(ROWS)
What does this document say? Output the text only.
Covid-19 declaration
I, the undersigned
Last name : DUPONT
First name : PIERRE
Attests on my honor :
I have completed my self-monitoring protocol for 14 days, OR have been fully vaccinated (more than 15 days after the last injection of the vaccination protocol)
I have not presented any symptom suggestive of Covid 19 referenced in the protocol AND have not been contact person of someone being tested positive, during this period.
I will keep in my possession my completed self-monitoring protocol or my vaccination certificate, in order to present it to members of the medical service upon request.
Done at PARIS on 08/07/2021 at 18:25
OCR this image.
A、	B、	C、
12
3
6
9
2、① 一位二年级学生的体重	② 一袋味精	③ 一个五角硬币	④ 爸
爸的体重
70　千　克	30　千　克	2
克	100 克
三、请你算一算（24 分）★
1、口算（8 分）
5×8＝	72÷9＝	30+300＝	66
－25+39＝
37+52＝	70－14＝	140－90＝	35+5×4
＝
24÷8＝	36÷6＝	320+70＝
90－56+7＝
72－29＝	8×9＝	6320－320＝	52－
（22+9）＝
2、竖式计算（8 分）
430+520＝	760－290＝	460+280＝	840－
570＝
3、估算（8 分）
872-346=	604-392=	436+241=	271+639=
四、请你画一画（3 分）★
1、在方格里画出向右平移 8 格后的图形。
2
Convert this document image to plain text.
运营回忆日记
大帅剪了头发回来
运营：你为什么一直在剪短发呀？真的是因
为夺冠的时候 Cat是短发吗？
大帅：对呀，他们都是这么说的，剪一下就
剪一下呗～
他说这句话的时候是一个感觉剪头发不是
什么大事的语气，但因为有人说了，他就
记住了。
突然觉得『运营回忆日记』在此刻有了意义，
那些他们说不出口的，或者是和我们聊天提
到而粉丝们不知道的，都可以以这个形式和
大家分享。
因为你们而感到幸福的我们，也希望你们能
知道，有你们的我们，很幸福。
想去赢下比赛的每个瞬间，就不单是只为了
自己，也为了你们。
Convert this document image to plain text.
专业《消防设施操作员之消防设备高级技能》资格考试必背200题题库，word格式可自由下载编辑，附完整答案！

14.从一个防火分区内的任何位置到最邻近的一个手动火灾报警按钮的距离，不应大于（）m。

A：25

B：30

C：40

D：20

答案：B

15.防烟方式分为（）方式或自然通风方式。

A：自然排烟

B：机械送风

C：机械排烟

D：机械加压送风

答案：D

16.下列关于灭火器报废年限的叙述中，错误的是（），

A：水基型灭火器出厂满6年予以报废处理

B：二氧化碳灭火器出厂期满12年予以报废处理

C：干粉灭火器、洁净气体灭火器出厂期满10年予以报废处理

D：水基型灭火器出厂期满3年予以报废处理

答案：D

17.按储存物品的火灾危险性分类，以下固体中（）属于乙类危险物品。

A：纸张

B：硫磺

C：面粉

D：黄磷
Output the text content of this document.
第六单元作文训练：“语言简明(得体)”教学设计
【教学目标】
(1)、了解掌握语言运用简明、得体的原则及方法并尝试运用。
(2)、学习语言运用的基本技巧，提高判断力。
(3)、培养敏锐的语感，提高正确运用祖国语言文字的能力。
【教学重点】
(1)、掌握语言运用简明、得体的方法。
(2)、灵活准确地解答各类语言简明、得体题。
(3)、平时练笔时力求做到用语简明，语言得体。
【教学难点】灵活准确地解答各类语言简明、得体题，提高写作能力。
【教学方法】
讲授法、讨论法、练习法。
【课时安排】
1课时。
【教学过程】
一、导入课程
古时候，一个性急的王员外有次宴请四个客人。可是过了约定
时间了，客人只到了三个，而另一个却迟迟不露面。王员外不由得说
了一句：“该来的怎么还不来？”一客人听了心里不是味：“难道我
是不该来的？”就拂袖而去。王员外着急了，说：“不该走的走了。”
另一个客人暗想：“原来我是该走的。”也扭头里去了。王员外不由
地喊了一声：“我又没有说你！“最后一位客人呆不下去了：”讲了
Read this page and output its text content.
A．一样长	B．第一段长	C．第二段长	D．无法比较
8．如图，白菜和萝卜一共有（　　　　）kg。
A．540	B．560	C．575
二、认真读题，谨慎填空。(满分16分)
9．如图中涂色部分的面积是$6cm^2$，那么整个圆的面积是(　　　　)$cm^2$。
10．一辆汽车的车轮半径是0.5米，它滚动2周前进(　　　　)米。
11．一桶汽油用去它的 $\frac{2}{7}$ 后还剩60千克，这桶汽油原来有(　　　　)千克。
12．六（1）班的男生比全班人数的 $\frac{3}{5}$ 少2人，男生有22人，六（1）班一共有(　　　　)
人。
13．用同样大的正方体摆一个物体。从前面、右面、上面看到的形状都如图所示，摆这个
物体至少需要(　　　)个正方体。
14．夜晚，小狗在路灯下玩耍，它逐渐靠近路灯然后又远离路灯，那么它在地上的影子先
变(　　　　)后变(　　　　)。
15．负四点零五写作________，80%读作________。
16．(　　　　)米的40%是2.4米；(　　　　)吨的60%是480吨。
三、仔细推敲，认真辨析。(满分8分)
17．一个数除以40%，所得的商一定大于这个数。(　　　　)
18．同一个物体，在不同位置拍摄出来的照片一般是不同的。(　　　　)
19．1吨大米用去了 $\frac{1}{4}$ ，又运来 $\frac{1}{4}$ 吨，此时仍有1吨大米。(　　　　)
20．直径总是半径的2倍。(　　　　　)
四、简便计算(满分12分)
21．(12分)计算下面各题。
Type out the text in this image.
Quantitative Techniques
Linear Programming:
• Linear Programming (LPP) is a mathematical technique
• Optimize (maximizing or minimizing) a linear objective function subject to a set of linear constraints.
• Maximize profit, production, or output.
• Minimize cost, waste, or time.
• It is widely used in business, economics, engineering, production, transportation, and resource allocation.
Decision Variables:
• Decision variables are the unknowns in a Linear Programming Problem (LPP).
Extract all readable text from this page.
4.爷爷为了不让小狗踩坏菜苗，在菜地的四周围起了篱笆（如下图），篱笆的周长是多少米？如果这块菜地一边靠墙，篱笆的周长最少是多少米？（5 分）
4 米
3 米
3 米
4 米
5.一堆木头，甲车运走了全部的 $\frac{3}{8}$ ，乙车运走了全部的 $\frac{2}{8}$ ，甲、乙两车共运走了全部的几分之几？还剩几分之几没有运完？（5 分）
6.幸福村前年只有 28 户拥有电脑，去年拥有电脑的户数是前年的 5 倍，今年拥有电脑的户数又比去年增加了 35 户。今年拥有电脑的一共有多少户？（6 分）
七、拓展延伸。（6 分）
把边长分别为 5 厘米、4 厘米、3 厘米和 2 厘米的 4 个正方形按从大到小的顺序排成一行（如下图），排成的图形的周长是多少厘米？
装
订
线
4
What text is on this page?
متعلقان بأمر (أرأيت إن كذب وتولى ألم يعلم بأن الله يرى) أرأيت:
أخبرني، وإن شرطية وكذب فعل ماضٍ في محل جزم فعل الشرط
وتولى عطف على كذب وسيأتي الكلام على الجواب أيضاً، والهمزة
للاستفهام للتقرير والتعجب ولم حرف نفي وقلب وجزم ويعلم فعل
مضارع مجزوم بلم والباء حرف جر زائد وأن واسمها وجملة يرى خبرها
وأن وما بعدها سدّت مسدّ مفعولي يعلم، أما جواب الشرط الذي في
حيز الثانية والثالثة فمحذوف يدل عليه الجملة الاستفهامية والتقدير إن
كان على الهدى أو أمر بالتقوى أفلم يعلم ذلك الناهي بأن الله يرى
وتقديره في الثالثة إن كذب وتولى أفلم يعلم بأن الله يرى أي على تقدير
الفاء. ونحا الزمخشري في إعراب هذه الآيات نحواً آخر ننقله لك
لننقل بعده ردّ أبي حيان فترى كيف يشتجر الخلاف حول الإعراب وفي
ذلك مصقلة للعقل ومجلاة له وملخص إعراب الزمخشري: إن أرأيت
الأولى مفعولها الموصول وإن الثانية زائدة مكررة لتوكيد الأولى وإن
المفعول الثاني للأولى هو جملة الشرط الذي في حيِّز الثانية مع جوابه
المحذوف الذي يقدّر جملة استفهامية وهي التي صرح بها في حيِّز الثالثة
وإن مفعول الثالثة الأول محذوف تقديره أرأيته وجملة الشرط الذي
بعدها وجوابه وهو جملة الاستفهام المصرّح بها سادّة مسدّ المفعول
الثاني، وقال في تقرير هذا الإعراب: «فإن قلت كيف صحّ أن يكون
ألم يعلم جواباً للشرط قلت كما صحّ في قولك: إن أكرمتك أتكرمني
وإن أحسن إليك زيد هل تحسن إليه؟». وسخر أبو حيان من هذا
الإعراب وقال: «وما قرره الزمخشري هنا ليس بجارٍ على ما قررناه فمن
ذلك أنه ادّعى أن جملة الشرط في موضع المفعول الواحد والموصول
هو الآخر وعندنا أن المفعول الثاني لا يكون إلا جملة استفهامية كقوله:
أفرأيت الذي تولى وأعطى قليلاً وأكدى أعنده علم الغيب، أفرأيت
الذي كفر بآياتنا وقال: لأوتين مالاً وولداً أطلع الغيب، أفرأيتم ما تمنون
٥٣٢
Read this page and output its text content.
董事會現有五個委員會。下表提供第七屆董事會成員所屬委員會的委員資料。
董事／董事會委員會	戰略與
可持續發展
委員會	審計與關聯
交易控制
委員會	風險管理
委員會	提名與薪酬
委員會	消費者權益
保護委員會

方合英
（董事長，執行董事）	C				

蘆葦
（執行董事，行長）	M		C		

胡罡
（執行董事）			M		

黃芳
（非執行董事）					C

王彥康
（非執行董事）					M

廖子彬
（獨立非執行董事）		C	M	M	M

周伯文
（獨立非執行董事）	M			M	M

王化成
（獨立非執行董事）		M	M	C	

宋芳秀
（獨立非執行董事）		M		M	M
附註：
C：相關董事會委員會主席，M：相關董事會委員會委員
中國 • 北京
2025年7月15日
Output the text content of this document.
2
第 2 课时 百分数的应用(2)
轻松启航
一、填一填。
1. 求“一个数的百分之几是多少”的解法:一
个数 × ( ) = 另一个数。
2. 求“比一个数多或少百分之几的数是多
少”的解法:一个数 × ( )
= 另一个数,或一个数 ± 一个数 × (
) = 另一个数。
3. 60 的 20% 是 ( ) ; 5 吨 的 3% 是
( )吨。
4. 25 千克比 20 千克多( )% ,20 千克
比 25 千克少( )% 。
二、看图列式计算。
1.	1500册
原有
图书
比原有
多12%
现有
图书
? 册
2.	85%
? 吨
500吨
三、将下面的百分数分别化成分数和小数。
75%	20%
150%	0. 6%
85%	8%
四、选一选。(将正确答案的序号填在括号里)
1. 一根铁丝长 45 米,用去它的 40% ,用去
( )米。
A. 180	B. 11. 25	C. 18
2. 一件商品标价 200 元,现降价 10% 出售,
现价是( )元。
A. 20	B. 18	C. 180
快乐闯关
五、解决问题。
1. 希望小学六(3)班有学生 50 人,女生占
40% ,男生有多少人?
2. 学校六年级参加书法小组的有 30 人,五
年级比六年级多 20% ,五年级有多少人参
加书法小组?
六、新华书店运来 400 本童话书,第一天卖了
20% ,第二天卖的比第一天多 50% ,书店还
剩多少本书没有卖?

(STATED PROBLEM)
Filter the records for lines holding the string "يكون". Copy each one.

(CORRECT RESPONSE)
الثاني، وقال في تقرير هذا الإعراب: «فإن قلت كيف صحّ أن يكون
هو الآخر وعندنا أن المفعول الثاني لا يكون إلا جملة استفهامية كقوله:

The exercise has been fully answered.